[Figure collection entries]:
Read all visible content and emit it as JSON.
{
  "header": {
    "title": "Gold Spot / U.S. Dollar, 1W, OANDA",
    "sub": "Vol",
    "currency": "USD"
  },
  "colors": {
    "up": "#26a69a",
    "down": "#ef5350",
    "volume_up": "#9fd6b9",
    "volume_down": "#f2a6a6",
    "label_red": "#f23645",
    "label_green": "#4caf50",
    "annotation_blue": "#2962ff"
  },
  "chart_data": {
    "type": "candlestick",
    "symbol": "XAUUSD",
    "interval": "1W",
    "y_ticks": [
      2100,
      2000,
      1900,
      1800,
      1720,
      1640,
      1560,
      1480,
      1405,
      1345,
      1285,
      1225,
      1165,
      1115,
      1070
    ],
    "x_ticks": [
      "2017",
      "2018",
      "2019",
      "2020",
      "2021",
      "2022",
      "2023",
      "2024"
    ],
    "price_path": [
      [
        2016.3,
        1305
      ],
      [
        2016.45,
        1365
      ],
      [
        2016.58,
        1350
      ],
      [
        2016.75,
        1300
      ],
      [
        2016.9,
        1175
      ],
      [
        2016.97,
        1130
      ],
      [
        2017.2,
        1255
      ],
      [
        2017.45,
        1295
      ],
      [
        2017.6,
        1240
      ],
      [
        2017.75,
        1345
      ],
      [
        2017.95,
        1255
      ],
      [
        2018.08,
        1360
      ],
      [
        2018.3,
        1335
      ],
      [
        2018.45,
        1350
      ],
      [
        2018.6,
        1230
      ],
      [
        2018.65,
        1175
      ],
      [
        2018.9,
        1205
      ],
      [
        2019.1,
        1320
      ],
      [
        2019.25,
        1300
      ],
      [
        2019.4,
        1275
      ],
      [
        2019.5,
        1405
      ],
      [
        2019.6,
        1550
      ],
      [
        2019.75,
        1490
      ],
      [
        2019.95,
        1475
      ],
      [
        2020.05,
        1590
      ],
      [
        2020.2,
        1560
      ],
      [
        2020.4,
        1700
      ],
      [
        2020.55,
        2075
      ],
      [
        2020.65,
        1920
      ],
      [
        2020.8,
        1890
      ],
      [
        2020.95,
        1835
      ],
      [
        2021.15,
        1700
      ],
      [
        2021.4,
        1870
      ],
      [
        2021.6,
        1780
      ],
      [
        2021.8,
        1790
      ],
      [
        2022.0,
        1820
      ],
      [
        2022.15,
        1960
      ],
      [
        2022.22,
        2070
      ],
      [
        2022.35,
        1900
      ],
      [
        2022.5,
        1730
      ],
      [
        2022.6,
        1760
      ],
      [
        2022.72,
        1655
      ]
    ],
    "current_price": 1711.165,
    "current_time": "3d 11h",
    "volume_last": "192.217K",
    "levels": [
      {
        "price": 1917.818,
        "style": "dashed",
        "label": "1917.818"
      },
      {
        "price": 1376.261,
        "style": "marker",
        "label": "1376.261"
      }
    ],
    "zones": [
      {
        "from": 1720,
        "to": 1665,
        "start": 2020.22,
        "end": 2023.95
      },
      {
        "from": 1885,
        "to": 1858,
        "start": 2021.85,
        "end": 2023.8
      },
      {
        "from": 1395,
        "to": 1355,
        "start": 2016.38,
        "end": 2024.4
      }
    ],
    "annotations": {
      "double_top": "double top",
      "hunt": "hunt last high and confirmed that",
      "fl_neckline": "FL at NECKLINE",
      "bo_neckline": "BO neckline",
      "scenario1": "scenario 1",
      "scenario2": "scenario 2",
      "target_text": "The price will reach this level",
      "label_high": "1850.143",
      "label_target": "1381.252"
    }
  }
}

[TASK STATEMENT]: Output the listing above exactly as it appears.

[WRITTEN RESPONSE]:
Read all visible content and emit it as JSON.
{
  "header": {
    "title": "Gold Spot / U.S. Dollar, 1W, OANDA",
    "sub": "Vol",
    "currency": "USD"
  },
  "colors": {
    "up": "#26a69a",
    "down": "#ef5350",
    "volume_up": "#9fd6b9",
    "volume_down": "#f2a6a6",
    "label_red": "#f23645",
    "label_green": "#4caf50",
    "annotation_blue": "#2962ff"
  },
  "chart_data": {
    "type": "candlestick",
    "symbol": "XAUUSD",
    "interval": "1W",
    "y_ticks": [
      2100,
      2000,
      1900,
      1800,
      1720,
      1640,
      1560,
      1480,
      1405,
      1345,
      1285,
      1225,
      1165,
      1115,
      1070
    ],
    "x_ticks": [
      "2017",
      "2018",
      "2019",
      "2020",
      "2021",
      "2022",
      "2023",
      "2024"
    ],
    "price_path": [
      [
        2016.3,
        1305
      ],
      [
        2016.45,
        1365
      ],
      [
        2016.58,
        1350
      ],
      [
        2016.75,
        1300
      ],
      [
        2016.9,
        1175
      ],
      [
        2016.97,
        1130
      ],
      [
        2017.2,
        1255
      ],
      [
        2017.45,
        1295
      ],
      [
        2017.6,
        1240
      ],
      [
        2017.75,
        1345
      ],
      [
        2017.95,
        1255
      ],
      [
        2018.08,
        1360
      ],
      [
        2018.3,
        1335
      ],
      [
        2018.45,
        1350
      ],
      [
        2018.6,
        1230
      ],
      [
        2018.65,
        1175
      ],
      [
        2018.9,
        1205
      ],
      [
        2019.1,
        1320
      ],
      [
        2019.25,
        1300
      ],
      [
        2019.4,
        1275
      ],
      [
        2019.5,
        1405
      ],
      [
        2019.6,
        1550
      ],
      [
        2019.75,
        1490
      ],
      [
        2019.95,
        1475
      ],
      [
        2020.05,
        1590
      ],
      [
        2020.2,
        1560
      ],
      [
        2020.4,
        1700
      ],
      [
        2020.55,
        2075
      ],
      [
        2020.65,
        1920
      ],
      [
        2020.8,
        1890
      ],
      [
        2020.95,
        1835
      ],
      [
        2021.15,
        1700
      ],
      [
        2021.4,
        1870
      ],
      [
        2021.6,
        1780
      ],
      [
        2021.8,
        1790
      ],
      [
        2022.0,
        1820
      ],
      [
        2022.15,
        1960
      ],
      [
        2022.22,
        2070
      ],
      [
        2022.35,
        1900
      ],
      [
        2022.5,
        1730
      ],
      [
        2022.6,
        1760
      ],
      [
        2022.72,
        1655
      ]
    ],
    "current_price": 1711.165,
    "current_time": "3d 11h",
    "volume_last": "192.217K",
    "levels": [
      {
        "price": 1917.818,
        "style": "dashed",
        "label": "1917.818"
      },
      {
        "price": 1376.261,
        "style": "marker",
        "label": "1376.261"
      }
    ],
    "zones": [
      {
        "from": 1720,
        "to": 1665,
        "start": 2020.22,
        "end": 2023.95
      },
      {
        "from": 1885,
        "to": 1858,
        "start": 2021.85,
        "end": 2023.8
      },
      {
        "from": 1395,
        "to": 1355,
        "start": 2016.38,
        "end": 2024.4
      }
    ],
    "annotations": {
      "double_top": "double top",
      "hunt": "hunt last high and confirmed that",
      "fl_neckline": "FL at NECKLINE",
      "bo_neckline": "BO neckline",
      "scenario1": "scenario 1",
      "scenario2": "scenario 2",
      "target_text": "The price will reach this level",
      "label_high": "1850.143",
      "label_target": "1381.252"
    }
  }
}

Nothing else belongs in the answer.